== The problem ==
Reproduce every one of the rows below word for word, from the first to the last, but leave out the pictures.

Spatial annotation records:
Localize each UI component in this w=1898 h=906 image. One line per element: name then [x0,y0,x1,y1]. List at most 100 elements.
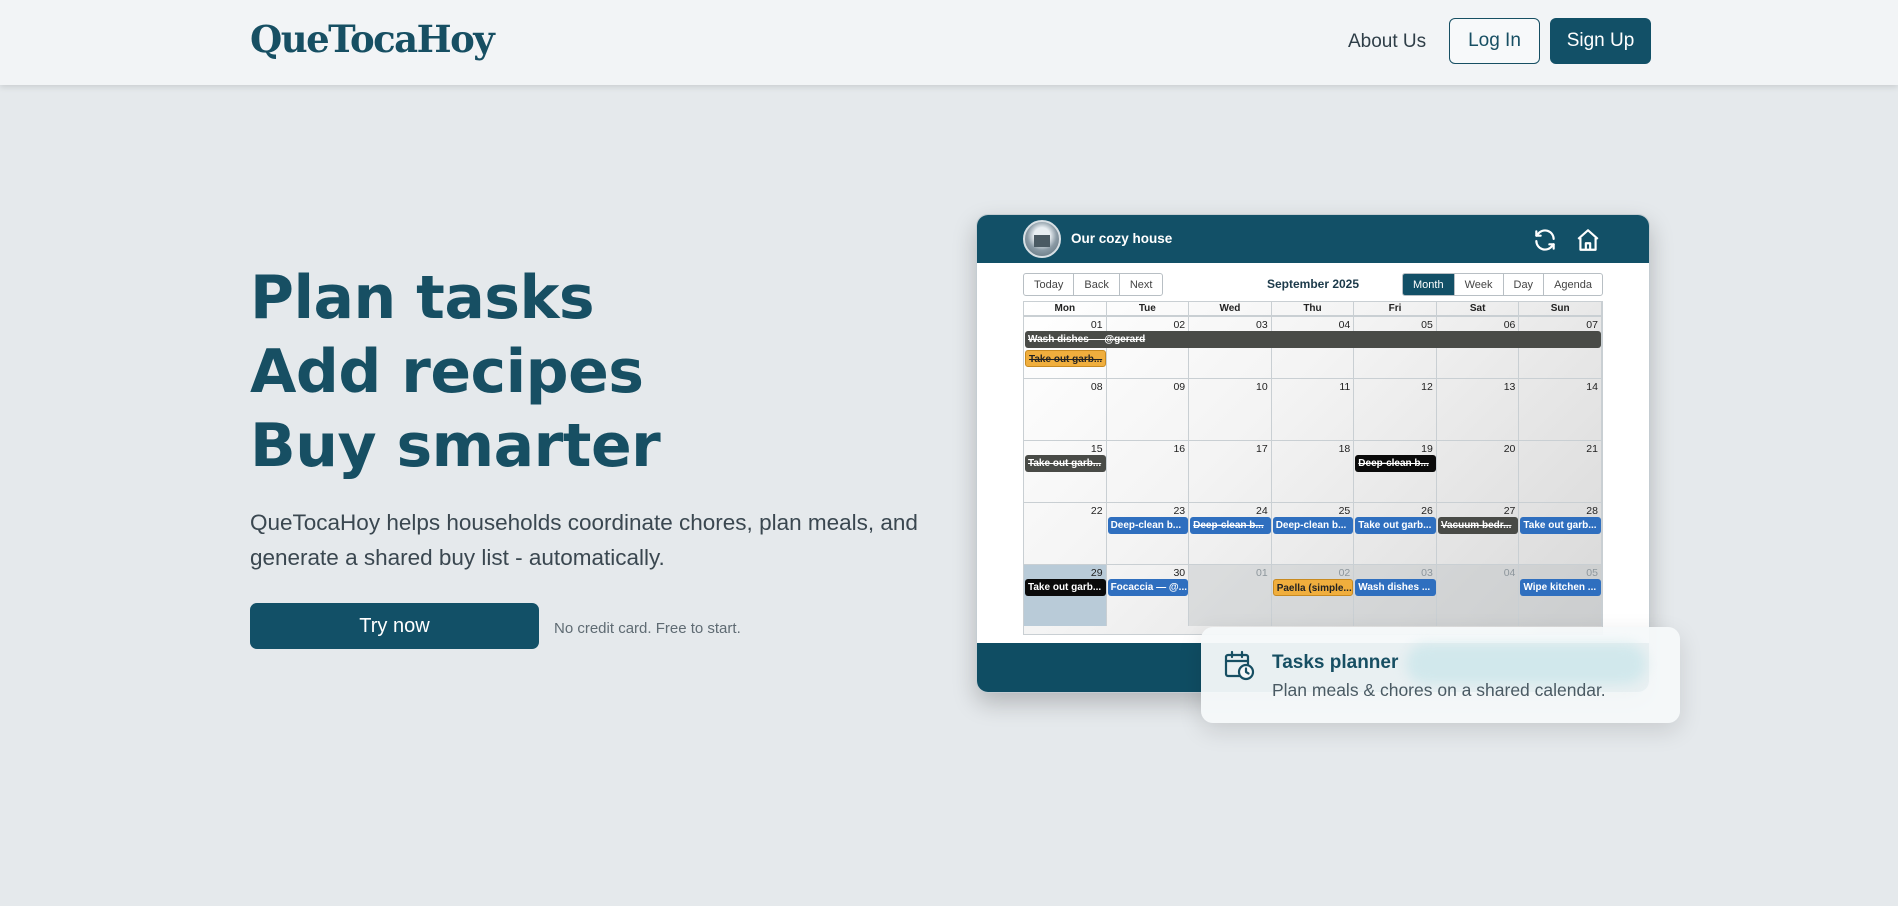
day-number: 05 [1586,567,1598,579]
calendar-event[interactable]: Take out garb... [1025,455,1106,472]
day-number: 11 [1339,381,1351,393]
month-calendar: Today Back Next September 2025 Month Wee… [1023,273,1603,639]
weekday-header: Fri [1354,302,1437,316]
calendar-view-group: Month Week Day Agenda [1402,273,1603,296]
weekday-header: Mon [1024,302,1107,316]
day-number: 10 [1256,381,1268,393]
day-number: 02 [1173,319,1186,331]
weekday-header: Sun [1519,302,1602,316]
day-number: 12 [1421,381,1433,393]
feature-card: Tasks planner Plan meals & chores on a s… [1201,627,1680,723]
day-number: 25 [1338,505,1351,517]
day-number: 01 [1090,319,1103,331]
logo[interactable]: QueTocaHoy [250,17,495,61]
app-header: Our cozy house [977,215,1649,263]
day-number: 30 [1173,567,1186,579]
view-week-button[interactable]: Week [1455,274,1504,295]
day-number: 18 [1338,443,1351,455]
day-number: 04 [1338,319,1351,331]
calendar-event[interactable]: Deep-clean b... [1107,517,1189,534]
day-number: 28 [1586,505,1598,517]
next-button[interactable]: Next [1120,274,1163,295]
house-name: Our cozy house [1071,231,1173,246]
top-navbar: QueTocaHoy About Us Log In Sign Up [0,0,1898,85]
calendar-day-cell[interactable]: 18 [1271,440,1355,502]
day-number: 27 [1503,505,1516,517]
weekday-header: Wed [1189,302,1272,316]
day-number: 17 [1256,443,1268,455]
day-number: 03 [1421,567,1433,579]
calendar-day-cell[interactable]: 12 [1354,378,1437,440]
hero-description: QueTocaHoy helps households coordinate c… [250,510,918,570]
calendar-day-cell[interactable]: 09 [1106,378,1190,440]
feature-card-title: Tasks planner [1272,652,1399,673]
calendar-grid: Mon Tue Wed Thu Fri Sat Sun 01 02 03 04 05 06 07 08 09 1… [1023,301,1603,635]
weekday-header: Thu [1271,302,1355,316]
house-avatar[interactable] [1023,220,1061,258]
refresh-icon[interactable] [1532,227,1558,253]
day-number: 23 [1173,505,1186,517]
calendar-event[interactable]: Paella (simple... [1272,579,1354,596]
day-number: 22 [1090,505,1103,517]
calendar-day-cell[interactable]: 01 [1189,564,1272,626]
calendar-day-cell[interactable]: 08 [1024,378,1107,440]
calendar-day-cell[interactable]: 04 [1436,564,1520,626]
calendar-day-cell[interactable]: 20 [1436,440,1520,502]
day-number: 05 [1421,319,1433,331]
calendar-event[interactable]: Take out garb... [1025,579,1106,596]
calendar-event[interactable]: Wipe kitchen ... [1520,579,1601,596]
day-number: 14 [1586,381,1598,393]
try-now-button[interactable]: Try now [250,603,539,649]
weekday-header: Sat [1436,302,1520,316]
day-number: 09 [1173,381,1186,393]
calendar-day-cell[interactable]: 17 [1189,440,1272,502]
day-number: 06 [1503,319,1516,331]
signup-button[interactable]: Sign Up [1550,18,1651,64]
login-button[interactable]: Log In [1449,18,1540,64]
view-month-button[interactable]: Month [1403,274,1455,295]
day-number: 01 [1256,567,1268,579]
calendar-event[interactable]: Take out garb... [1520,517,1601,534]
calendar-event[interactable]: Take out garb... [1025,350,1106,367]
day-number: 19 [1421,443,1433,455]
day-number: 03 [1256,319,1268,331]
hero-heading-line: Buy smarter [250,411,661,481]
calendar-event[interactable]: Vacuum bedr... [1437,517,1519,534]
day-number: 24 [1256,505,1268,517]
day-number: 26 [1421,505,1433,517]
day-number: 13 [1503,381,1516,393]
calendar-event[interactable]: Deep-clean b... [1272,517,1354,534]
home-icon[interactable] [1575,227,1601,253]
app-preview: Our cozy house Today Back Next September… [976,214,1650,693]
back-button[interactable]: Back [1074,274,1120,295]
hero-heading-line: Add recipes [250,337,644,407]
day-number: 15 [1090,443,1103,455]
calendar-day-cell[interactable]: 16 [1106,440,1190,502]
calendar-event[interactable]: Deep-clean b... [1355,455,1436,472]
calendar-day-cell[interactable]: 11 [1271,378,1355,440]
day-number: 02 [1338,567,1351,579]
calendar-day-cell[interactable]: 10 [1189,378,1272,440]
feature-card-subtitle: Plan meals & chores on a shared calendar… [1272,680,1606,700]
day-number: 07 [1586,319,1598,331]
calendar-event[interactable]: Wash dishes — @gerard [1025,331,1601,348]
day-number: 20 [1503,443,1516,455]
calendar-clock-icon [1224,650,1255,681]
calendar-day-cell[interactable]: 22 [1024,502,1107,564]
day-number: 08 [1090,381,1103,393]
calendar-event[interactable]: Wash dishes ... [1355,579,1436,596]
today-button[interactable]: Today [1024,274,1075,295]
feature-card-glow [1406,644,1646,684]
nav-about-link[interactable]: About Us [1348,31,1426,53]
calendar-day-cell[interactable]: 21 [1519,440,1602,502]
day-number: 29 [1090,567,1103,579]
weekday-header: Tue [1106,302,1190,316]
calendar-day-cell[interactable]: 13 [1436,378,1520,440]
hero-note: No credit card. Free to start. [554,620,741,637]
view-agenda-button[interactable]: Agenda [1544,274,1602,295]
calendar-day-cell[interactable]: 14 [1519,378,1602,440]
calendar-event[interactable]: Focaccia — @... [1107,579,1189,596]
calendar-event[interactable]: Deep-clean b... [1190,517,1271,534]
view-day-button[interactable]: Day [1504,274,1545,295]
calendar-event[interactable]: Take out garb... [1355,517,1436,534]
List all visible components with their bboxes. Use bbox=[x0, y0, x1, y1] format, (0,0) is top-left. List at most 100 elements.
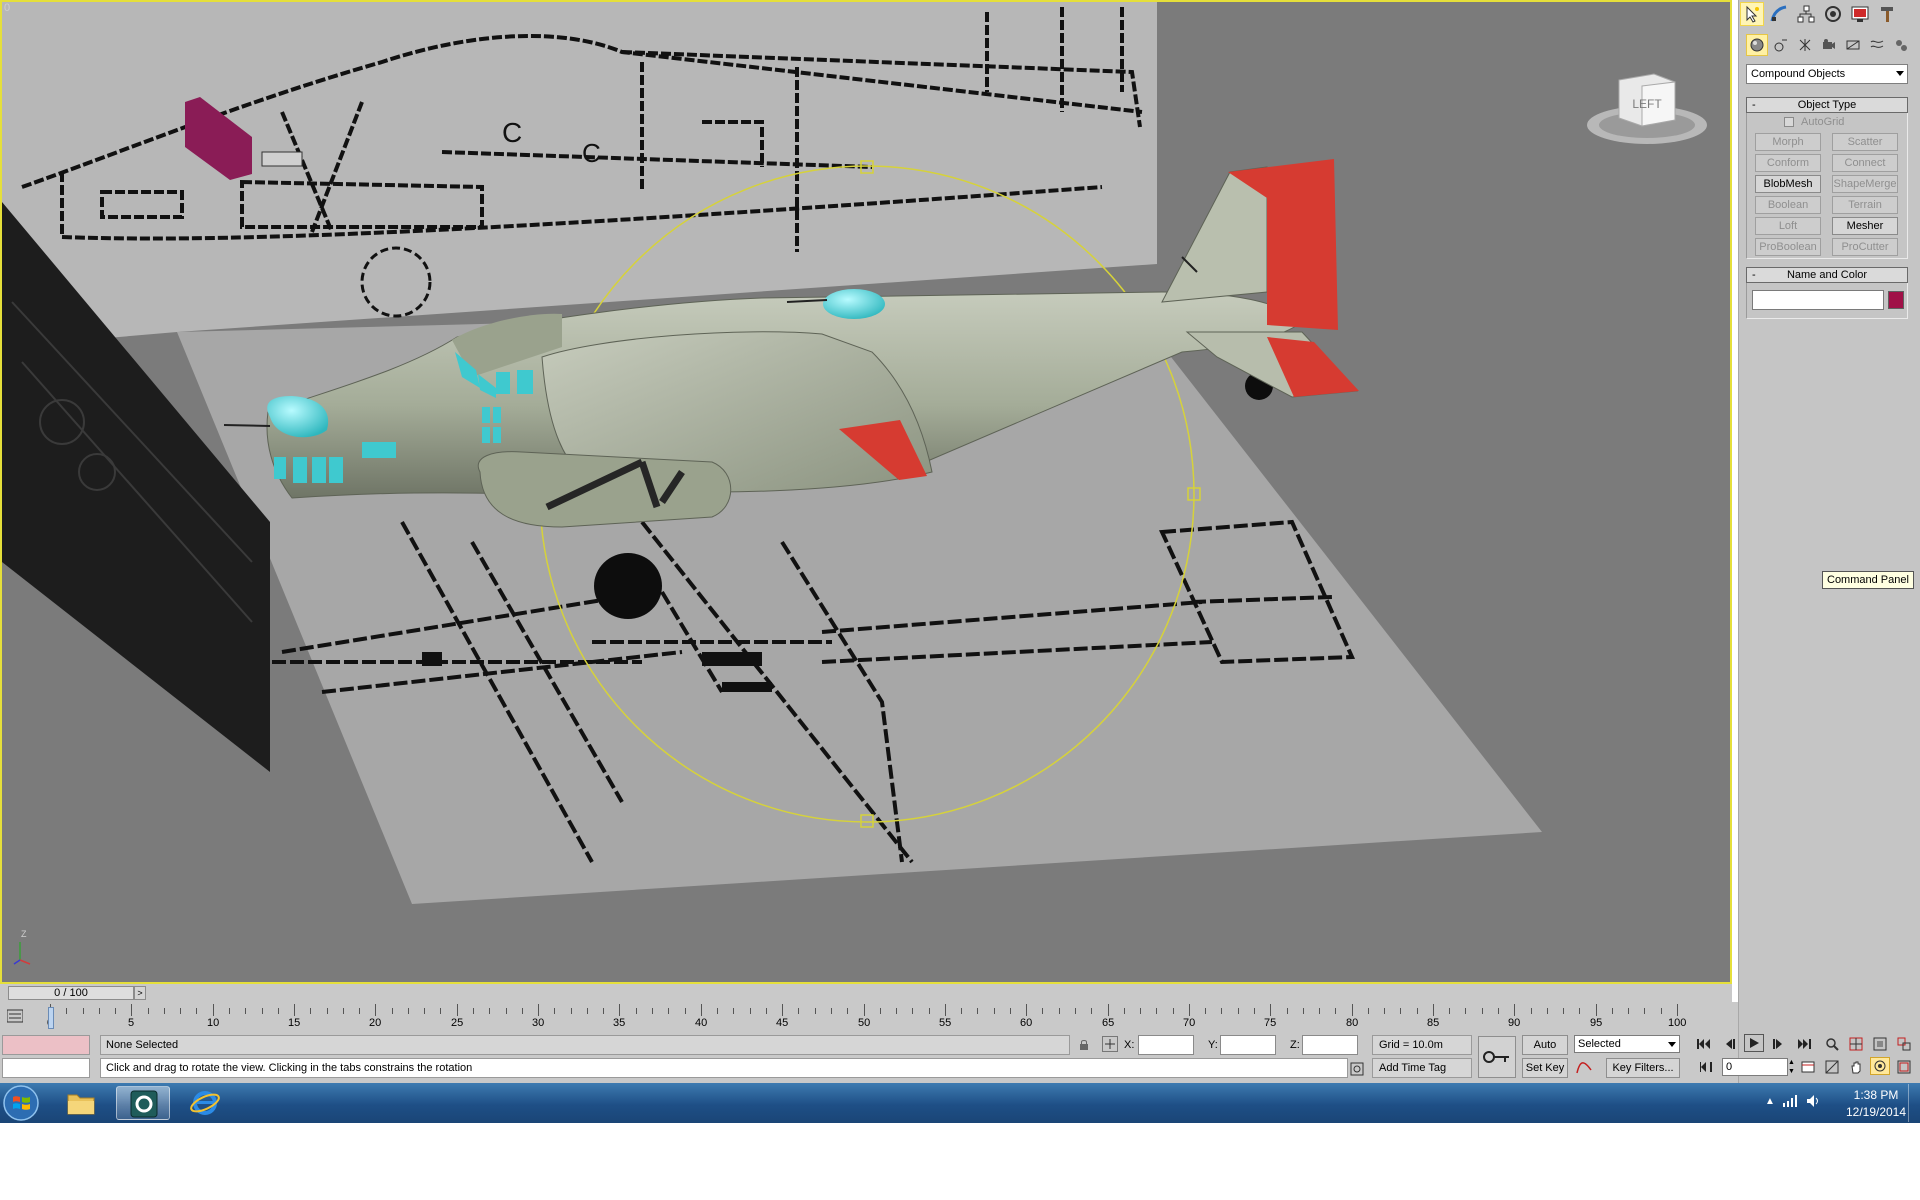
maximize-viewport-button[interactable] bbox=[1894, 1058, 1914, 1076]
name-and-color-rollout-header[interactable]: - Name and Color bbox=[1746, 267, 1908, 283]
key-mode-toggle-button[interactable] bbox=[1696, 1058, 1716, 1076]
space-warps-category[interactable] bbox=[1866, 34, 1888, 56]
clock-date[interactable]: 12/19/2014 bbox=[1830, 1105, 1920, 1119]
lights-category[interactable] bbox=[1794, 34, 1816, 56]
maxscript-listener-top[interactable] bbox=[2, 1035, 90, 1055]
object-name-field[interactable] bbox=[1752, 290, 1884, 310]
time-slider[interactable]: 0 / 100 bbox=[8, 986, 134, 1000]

== Finished exercise ==
Localize each UI component in this w=1898 h=906 image. One line per element: name then [x0,y0,x1,y1]. List at most 100 elements.
day-number: 05 [1586,567,1598,579]
calendar-event[interactable]: Take out garb... [1025,455,1106,472]
day-number: 11 [1339,381,1351,393]
month-calendar: Today Back Next September 2025 Month Wee… [1023,273,1603,639]
weekday-header: Fri [1354,302,1437,316]
calendar-view-group: Month Week Day Agenda [1402,273,1603,296]
weekday-header: Mon [1024,302,1107,316]
day-number: 10 [1256,381,1268,393]
day-number: 02 [1173,319,1186,331]
weekday-header: Sun [1519,302,1602,316]
day-number: 12 [1421,381,1433,393]
feature-card: Tasks planner Plan meals & chores on a s… [1201,627,1680,723]
day-number: 25 [1338,505,1351,517]
day-number: 01 [1090,319,1103,331]
logo[interactable]: QueTocaHoy [250,17,495,61]
app-header: Our cozy house [977,215,1649,263]
day-number: 30 [1173,567,1186,579]
view-week-button[interactable]: Week [1455,274,1504,295]
day-number: 18 [1338,443,1351,455]
day-number: 04 [1338,319,1351,331]
calendar-event[interactable]: Deep-clean b... [1107,517,1189,534]
day-number: 28 [1586,505,1598,517]
next-button[interactable]: Next [1120,274,1163,295]
house-name: Our cozy house [1071,231,1173,246]
top-navbar: QueTocaHoy About Us Log In Sign Up [0,0,1898,85]
calendar-day-cell[interactable]: 18 [1271,440,1355,502]
day-number: 27 [1503,505,1516,517]
weekday-header: Wed [1189,302,1272,316]
day-number: 17 [1256,443,1268,455]
day-number: 03 [1421,567,1433,579]
calendar-day-cell[interactable]: 12 [1354,378,1437,440]
hero-description: QueTocaHoy helps households coordinate c… [250,510,918,570]
calendar-day-cell[interactable]: 09 [1106,378,1190,440]
feature-card-title: Tasks planner [1272,652,1399,673]
calendar-grid: Mon Tue Wed Thu Fri Sat Sun 01 02 03 04 05 06 07 08 09 1… [1023,301,1603,635]
weekday-header: Thu [1271,302,1355,316]
house-avatar[interactable] [1023,220,1061,258]
refresh-icon[interactable] [1532,227,1558,253]
day-number: 23 [1173,505,1186,517]
calendar-event[interactable]: Paella (simple... [1272,579,1354,596]
day-number: 22 [1090,505,1103,517]
calendar-day-cell[interactable]: 01 [1189,564,1272,626]
calendar-day-cell[interactable]: 08 [1024,378,1107,440]
calendar-day-cell[interactable]: 04 [1436,564,1520,626]
calendar-day-cell[interactable]: 20 [1436,440,1520,502]
day-number: 05 [1421,319,1433,331]
calendar-event[interactable]: Take out garb... [1025,579,1106,596]
calendar-event[interactable]: Wipe kitchen ... [1520,579,1601,596]
day-number: 14 [1586,381,1598,393]
try-now-button[interactable]: Try now [250,603,539,649]
weekday-header: Sat [1436,302,1520,316]
day-number: 09 [1173,381,1186,393]
calendar-day-cell[interactable]: 17 [1189,440,1272,502]
day-number: 06 [1503,319,1516,331]
signup-button[interactable]: Sign Up [1550,18,1651,64]
login-button[interactable]: Log In [1449,18,1540,64]
view-month-button[interactable]: Month [1403,274,1455,295]
day-number: 01 [1256,567,1268,579]
calendar-event[interactable]: Take out garb... [1520,517,1601,534]
calendar-event[interactable]: Take out garb... [1025,350,1106,367]
day-number: 19 [1421,443,1433,455]
day-number: 03 [1256,319,1268,331]
hero-heading-line: Buy smarter [250,411,661,481]
calendar-event[interactable]: Vacuum bedr... [1437,517,1519,534]
day-number: 24 [1256,505,1268,517]
day-number: 26 [1421,505,1433,517]
day-number: 13 [1503,381,1516,393]
calendar-event[interactable]: Deep-clean b... [1272,517,1354,534]
home-icon[interactable] [1575,227,1601,253]
app-preview: Our cozy house Today Back Next September… [976,214,1650,693]
back-button[interactable]: Back [1074,274,1120,295]
hero-heading-line: Add recipes [250,337,644,407]
day-number: 15 [1090,443,1103,455]
calendar-day-cell[interactable]: 16 [1106,440,1190,502]
calendar-event[interactable]: Deep-clean b... [1355,455,1436,472]
calendar-day-cell[interactable]: 11 [1271,378,1355,440]
day-number: 02 [1338,567,1351,579]
calendar-day-cell[interactable]: 10 [1189,378,1272,440]
feature-card-subtitle: Plan meals & chores on a shared calendar… [1272,680,1606,700]
day-number: 07 [1586,319,1598,331]
calendar-event[interactable]: Wash dishes — @gerard [1025,331,1601,348]
day-number: 20 [1503,443,1516,455]
calendar-clock-icon [1224,650,1255,681]
calendar-day-cell[interactable]: 22 [1024,502,1107,564]
day-number: 08 [1090,381,1103,393]
calendar-event[interactable]: Wash dishes ... [1355,579,1436,596]
today-button[interactable]: Today [1024,274,1075,295]
feature-card-glow [1406,644,1646,684]
nav-about-link[interactable]: About Us [1348,31,1426,53]
calendar-day-cell[interactable]: 21 [1519,440,1602,502]
day-number: 29 [1090,567,1103,579]
weekday-header: Tue [1106,302,1190,316]
calendar-day-cell[interactable]: 13 [1436,378,1520,440]
hero-note: No credit card. Free to start. [554,620,741,637]
view-agenda-button[interactable]: Agenda [1544,274,1602,295]
calendar-day-cell[interactable]: 14 [1519,378,1602,440]
calendar-event[interactable]: Focaccia — @... [1107,579,1189,596]
calendar-event[interactable]: Deep-clean b... [1190,517,1271,534]
view-day-button[interactable]: Day [1504,274,1545,295]
calendar-event[interactable]: Take out garb... [1355,517,1436,534]
List all visible components with their bboxes. Use bbox=[x0, y0, x1, y1] format, (0,0) is top-left. List at most 100 elements.
maximize-viewport-button[interactable] bbox=[1894, 1058, 1914, 1076]
name-and-color-rollout-header[interactable]: - Name and Color bbox=[1746, 267, 1908, 283]
key-mode-toggle-button[interactable] bbox=[1696, 1058, 1716, 1076]
space-warps-category[interactable] bbox=[1866, 34, 1888, 56]
clock-date[interactable]: 12/19/2014 bbox=[1830, 1105, 1920, 1119]
lights-category[interactable] bbox=[1794, 34, 1816, 56]
maxscript-listener-top[interactable] bbox=[2, 1035, 90, 1055]
object-name-field[interactable] bbox=[1752, 290, 1884, 310]
time-slider[interactable]: 0 / 100 bbox=[8, 986, 134, 1000]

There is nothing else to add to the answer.